[Element location data]
+ + + + +
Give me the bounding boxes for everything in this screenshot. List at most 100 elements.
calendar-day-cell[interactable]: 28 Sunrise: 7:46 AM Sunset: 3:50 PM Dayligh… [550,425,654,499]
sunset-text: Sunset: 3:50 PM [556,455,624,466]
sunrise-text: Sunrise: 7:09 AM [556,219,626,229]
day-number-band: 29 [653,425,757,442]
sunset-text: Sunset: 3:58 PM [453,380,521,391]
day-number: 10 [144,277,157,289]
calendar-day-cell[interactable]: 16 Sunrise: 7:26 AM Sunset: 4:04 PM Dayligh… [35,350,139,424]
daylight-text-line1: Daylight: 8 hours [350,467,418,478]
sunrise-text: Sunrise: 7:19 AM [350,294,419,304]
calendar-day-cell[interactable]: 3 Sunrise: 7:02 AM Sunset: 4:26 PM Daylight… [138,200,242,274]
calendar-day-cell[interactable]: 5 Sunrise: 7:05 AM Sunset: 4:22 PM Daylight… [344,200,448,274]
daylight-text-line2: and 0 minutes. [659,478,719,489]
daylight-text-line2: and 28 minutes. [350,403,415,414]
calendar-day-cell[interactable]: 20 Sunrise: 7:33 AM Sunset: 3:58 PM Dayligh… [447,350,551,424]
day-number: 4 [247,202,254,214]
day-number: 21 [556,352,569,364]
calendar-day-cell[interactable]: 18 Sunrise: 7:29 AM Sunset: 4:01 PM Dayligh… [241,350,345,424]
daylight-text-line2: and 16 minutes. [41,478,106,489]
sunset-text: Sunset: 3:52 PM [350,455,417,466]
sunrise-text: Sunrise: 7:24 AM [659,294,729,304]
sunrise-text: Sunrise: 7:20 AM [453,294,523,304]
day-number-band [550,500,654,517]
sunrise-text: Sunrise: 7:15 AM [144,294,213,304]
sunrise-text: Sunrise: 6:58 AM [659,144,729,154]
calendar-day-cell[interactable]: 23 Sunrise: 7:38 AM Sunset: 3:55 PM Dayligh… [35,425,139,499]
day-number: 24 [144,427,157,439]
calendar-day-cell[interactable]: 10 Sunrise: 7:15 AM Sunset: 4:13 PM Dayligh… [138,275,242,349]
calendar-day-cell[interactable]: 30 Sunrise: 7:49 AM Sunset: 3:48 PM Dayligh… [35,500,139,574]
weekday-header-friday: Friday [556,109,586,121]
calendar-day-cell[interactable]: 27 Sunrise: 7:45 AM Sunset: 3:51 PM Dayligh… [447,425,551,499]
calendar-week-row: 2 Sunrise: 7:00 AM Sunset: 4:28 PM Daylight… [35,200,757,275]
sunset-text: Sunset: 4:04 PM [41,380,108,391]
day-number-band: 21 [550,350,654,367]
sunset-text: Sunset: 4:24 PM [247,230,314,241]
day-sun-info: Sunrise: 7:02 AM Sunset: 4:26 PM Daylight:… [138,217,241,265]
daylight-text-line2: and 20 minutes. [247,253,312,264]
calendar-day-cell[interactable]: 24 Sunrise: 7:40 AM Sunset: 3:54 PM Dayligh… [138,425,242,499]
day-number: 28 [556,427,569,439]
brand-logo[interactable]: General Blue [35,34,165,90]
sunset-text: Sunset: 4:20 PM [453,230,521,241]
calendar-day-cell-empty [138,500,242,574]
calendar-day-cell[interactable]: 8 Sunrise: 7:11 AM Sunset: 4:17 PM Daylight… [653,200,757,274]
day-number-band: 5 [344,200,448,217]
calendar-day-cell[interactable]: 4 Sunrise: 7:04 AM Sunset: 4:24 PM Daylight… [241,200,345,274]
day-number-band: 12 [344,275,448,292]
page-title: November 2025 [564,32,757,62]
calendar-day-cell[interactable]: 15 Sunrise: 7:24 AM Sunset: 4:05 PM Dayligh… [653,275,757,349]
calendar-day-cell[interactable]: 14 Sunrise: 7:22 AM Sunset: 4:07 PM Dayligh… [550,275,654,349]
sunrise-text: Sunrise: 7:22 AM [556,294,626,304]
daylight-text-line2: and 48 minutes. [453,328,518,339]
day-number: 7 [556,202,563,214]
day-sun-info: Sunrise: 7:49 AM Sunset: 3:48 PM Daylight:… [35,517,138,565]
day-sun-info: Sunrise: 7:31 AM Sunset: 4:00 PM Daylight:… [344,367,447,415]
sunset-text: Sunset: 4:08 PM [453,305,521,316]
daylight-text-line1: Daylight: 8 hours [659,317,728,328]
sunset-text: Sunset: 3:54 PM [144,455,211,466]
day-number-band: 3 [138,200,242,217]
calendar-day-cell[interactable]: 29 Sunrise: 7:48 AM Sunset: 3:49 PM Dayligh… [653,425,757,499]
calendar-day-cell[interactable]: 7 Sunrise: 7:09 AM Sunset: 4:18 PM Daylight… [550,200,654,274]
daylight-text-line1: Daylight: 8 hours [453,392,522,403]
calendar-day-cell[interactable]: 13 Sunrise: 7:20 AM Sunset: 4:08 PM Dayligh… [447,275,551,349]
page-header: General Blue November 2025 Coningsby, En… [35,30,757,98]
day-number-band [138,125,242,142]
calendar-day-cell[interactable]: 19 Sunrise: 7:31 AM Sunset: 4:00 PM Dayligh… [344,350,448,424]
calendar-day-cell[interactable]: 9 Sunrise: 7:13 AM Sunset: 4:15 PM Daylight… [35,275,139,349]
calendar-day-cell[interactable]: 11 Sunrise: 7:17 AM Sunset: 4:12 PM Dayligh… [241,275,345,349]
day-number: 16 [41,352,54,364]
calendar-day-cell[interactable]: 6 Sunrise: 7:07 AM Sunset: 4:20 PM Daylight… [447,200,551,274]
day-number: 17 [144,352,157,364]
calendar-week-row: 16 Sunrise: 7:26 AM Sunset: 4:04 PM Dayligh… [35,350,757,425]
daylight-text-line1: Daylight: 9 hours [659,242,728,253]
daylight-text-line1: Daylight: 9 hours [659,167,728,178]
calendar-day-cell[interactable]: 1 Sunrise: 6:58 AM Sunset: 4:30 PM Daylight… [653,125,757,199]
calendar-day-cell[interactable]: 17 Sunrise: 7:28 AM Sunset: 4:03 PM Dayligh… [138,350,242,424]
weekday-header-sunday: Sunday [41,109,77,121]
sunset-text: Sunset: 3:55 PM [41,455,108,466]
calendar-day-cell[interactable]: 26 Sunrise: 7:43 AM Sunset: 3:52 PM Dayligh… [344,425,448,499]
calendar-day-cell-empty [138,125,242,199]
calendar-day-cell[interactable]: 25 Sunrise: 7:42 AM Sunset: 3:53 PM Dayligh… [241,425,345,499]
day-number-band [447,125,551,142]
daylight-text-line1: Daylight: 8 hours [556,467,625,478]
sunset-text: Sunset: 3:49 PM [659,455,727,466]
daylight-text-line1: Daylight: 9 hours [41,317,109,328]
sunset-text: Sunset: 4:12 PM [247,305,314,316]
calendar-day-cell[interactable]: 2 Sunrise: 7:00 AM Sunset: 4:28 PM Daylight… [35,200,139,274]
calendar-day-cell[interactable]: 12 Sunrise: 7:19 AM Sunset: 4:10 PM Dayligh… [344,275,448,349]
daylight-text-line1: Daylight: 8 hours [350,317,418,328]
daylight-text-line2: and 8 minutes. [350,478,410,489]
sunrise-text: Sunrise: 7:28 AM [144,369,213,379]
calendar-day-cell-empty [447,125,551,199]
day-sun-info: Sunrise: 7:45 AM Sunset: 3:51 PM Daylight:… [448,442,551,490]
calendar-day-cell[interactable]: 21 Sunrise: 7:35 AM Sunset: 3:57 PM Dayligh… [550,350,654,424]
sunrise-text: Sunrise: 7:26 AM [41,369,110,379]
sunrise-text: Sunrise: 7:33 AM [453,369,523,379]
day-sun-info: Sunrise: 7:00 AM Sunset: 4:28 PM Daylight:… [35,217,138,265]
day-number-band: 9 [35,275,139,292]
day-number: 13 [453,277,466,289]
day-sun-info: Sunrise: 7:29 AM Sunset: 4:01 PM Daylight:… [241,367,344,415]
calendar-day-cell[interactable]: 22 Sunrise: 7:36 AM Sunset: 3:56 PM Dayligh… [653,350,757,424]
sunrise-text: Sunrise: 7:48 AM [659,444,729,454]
+ + + + +
WORK TO DO:
Edit the listing from its first line through the line containing "day-number: 10 [144,277,157,289]", inclusive, replacing "sunset-text" with "sunset-label" and keeping everything else the same. Return only those lines.

COMPLETED EXERCISE:
Give me the bounding boxes for everything in this screenshot. List at most 100 elements.
calendar-day-cell[interactable]: 28 Sunrise: 7:46 AM Sunset: 3:50 PM Dayligh… [550,425,654,499]
sunset-label: Sunset: 3:50 PM [556,455,624,466]
sunrise-text: Sunrise: 7:09 AM [556,219,626,229]
day-number-band: 29 [653,425,757,442]
sunset-label: Sunset: 3:58 PM [453,380,521,391]
day-number: 10 [144,277,157,289]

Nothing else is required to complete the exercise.